====== SOURCE MATERIAL

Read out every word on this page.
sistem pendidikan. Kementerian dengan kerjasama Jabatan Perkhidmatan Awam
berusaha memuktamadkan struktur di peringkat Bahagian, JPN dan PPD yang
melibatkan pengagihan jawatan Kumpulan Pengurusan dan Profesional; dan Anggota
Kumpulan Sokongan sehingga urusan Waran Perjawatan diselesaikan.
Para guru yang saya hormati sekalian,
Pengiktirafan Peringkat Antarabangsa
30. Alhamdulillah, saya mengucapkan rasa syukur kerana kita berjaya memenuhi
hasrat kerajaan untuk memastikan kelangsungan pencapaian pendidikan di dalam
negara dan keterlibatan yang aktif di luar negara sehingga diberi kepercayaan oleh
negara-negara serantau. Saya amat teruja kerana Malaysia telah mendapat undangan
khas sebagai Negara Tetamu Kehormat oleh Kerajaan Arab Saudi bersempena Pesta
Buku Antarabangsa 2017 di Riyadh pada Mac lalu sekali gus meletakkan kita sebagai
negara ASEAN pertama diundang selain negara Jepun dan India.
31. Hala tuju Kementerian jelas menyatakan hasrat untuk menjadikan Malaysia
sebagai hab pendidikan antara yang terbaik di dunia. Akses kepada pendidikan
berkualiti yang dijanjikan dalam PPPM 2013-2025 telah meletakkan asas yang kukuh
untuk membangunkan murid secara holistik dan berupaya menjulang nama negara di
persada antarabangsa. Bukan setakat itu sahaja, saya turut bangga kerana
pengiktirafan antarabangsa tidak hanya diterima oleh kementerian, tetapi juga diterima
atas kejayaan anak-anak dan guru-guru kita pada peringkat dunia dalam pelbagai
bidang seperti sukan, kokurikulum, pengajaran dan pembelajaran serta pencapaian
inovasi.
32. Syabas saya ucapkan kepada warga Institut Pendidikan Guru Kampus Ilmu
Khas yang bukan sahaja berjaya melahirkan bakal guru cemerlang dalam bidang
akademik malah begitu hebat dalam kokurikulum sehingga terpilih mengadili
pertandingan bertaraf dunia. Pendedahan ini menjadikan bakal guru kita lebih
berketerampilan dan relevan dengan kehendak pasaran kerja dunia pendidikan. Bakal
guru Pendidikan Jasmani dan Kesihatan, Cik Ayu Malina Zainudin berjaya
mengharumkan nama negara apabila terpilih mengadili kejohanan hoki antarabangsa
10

============

WRITTEN REQUEST ▸ Repeat the material above in full, quoting it exactly.

OUTPUT OF THE EXERCISE ▸
Read out every word on this page.
sistem pendidikan. Kementerian dengan kerjasama Jabatan Perkhidmatan Awam
berusaha memuktamadkan struktur di peringkat Bahagian, JPN dan PPD yang
melibatkan pengagihan jawatan Kumpulan Pengurusan dan Profesional; dan Anggota
Kumpulan Sokongan sehingga urusan Waran Perjawatan diselesaikan.
Para guru yang saya hormati sekalian,
Pengiktirafan Peringkat Antarabangsa
30. Alhamdulillah, saya mengucapkan rasa syukur kerana kita berjaya memenuhi
hasrat kerajaan untuk memastikan kelangsungan pencapaian pendidikan di dalam
negara dan keterlibatan yang aktif di luar negara sehingga diberi kepercayaan oleh
negara-negara serantau. Saya amat teruja kerana Malaysia telah mendapat undangan
khas sebagai Negara Tetamu Kehormat oleh Kerajaan Arab Saudi bersempena Pesta
Buku Antarabangsa 2017 di Riyadh pada Mac lalu sekali gus meletakkan kita sebagai
negara ASEAN pertama diundang selain negara Jepun dan India.
31. Hala tuju Kementerian jelas menyatakan hasrat untuk menjadikan Malaysia
sebagai hab pendidikan antara yang terbaik di dunia. Akses kepada pendidikan
berkualiti yang dijanjikan dalam PPPM 2013-2025 telah meletakkan asas yang kukuh
untuk membangunkan murid secara holistik dan berupaya menjulang nama negara di
persada antarabangsa. Bukan setakat itu sahaja, saya turut bangga kerana
pengiktirafan antarabangsa tidak hanya diterima oleh kementerian, tetapi juga diterima
atas kejayaan anak-anak dan guru-guru kita pada peringkat dunia dalam pelbagai
bidang seperti sukan, kokurikulum, pengajaran dan pembelajaran serta pencapaian
inovasi.
32. Syabas saya ucapkan kepada warga Institut Pendidikan Guru Kampus Ilmu
Khas yang bukan sahaja berjaya melahirkan bakal guru cemerlang dalam bidang
akademik malah begitu hebat dalam kokurikulum sehingga terpilih mengadili
pertandingan bertaraf dunia. Pendedahan ini menjadikan bakal guru kita lebih
berketerampilan dan relevan dengan kehendak pasaran kerja dunia pendidikan. Bakal
guru Pendidikan Jasmani dan Kesihatan, Cik Ayu Malina Zainudin berjaya
mengharumkan nama negara apabila terpilih mengadili kejohanan hoki antarabangsa
10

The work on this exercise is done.